§ **Data in this exercise**:
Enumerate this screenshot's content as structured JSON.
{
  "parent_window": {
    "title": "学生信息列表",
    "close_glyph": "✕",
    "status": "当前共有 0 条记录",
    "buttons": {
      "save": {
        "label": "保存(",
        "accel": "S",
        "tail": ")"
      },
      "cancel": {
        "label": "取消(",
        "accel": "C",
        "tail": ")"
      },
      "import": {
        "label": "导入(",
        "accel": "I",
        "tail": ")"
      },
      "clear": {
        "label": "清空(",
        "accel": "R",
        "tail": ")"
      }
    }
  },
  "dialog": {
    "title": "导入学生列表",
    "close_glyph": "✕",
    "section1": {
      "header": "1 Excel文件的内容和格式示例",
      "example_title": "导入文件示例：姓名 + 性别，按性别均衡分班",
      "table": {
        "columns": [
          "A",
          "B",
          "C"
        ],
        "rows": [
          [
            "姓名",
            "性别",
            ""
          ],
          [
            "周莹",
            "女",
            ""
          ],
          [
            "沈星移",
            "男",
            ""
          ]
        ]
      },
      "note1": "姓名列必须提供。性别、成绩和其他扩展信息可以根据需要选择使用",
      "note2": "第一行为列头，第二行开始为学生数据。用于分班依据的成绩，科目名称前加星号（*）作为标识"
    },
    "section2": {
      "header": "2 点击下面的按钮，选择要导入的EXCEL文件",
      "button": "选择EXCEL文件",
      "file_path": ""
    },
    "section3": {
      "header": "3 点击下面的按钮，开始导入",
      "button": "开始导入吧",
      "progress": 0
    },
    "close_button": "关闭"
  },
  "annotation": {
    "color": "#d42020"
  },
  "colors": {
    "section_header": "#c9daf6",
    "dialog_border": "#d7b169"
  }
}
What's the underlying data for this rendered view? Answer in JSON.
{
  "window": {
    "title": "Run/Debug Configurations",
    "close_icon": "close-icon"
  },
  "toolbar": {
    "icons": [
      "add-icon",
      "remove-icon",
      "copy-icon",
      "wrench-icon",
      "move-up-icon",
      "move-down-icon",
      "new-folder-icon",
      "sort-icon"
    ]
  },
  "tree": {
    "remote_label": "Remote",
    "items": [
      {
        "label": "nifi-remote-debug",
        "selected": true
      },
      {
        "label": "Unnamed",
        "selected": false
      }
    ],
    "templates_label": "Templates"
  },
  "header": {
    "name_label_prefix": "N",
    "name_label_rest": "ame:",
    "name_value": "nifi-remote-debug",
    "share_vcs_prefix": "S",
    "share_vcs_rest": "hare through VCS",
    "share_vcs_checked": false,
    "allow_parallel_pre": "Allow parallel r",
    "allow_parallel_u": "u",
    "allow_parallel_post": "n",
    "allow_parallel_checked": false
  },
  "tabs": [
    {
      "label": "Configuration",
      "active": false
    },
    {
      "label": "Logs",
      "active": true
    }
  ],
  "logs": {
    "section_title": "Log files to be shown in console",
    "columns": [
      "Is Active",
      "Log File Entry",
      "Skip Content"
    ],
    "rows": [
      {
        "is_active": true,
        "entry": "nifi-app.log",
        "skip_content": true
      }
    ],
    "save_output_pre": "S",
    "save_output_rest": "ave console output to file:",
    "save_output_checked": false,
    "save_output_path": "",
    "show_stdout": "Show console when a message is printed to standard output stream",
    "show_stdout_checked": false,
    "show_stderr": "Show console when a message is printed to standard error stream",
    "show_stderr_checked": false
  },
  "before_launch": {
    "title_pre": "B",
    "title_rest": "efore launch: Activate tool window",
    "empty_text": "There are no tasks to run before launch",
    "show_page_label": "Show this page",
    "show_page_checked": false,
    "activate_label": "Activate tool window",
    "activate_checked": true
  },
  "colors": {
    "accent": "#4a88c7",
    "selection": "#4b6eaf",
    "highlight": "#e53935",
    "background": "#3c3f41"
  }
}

§ **Task requirements**:
Pull out each line containing the word "stream" and copy it.

§ **Exercise result**:
    "show_stdout": "Show console when a message is printed to standard output stream",
    "show_stderr": "Show console when a message is printed to standard error stream",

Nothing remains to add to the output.